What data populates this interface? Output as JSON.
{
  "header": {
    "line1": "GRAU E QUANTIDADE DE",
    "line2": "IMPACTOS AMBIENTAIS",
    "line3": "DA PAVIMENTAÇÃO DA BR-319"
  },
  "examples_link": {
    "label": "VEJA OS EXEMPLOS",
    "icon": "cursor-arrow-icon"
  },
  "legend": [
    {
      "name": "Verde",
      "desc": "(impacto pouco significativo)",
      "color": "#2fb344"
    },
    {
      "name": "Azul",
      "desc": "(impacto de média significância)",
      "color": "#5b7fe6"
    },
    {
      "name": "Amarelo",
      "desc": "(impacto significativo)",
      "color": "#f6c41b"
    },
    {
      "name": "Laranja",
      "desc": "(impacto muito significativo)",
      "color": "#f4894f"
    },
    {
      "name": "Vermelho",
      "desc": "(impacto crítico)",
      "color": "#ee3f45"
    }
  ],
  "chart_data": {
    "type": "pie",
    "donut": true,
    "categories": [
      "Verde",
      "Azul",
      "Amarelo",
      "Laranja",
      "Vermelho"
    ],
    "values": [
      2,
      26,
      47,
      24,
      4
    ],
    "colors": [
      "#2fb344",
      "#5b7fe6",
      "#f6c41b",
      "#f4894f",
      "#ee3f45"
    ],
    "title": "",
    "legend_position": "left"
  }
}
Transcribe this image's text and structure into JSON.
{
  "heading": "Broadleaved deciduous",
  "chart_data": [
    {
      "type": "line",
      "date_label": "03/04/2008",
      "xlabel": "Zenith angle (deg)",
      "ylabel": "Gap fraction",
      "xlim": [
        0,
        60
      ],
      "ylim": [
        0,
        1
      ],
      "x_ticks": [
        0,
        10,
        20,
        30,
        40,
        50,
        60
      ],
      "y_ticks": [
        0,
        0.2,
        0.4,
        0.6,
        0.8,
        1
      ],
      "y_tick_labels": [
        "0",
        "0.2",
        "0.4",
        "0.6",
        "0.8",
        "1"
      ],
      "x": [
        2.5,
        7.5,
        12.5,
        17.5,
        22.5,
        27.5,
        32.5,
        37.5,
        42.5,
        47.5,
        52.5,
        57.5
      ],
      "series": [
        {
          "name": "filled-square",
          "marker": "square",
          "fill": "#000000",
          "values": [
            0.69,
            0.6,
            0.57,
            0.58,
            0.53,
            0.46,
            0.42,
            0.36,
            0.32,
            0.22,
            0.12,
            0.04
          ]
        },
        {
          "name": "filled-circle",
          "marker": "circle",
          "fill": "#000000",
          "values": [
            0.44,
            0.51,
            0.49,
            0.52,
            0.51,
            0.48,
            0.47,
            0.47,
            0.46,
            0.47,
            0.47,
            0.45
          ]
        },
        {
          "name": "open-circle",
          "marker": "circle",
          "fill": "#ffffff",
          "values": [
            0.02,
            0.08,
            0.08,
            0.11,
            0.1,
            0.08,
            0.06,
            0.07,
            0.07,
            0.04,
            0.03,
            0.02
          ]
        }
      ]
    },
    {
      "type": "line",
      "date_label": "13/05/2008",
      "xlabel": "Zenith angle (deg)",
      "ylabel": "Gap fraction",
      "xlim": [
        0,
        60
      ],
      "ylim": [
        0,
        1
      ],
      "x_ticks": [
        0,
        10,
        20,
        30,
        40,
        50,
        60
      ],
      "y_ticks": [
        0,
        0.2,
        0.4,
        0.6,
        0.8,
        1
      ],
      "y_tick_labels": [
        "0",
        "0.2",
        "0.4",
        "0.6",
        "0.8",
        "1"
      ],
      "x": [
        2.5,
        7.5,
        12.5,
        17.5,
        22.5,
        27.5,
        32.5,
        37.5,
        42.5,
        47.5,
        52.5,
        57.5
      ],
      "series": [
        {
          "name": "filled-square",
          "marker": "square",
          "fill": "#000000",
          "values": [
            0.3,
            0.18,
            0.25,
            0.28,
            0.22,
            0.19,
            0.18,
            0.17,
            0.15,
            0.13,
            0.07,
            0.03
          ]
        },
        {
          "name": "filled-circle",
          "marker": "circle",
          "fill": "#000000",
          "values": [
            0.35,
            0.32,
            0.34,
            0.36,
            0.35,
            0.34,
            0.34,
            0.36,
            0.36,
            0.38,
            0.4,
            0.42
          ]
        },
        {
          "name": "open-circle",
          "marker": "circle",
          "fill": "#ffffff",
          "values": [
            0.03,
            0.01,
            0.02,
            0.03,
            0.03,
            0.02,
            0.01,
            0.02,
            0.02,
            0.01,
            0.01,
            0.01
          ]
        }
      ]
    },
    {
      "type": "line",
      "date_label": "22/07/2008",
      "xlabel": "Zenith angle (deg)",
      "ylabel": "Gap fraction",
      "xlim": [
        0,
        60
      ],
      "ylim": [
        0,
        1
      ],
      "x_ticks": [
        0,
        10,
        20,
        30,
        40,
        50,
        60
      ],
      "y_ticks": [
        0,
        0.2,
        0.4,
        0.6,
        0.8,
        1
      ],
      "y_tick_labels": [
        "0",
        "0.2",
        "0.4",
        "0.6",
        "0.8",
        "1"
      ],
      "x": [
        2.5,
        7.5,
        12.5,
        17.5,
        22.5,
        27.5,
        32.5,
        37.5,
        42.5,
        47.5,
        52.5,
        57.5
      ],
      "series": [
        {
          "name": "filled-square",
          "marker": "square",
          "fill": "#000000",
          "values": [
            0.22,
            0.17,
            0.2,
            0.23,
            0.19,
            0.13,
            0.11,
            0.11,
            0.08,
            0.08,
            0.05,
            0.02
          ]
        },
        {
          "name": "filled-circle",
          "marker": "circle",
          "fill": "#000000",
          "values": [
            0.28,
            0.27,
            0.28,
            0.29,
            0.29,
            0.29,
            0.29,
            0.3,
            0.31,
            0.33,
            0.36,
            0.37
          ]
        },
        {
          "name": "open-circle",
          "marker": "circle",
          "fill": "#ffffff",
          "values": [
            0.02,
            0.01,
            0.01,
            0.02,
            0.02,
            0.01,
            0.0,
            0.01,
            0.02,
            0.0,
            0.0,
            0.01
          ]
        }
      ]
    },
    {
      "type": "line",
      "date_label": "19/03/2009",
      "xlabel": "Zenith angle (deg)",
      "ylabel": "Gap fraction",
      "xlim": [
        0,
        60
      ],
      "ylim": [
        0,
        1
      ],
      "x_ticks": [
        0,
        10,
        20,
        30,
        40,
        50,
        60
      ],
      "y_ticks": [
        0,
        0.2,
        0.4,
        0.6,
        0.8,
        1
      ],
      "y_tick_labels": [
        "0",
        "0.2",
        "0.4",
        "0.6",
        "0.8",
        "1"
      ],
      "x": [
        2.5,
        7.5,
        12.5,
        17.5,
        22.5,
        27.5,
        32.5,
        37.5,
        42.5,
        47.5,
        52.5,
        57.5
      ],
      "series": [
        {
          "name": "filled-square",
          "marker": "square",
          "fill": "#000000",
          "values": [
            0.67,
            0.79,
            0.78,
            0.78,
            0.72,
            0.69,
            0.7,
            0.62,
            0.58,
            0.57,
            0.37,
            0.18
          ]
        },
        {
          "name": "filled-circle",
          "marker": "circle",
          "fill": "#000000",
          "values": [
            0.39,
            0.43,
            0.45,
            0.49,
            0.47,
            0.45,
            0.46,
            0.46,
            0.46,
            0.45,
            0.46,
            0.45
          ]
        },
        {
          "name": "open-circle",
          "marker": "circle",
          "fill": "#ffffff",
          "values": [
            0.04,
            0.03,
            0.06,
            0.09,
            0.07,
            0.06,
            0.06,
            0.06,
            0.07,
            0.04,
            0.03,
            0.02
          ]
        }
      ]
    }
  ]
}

=-=-=

Brief:
Look through the material and copy each line that has "JSON".

Solution:
What data populates this interface? Output as JSON.
Transcribe this image's text and structure into JSON.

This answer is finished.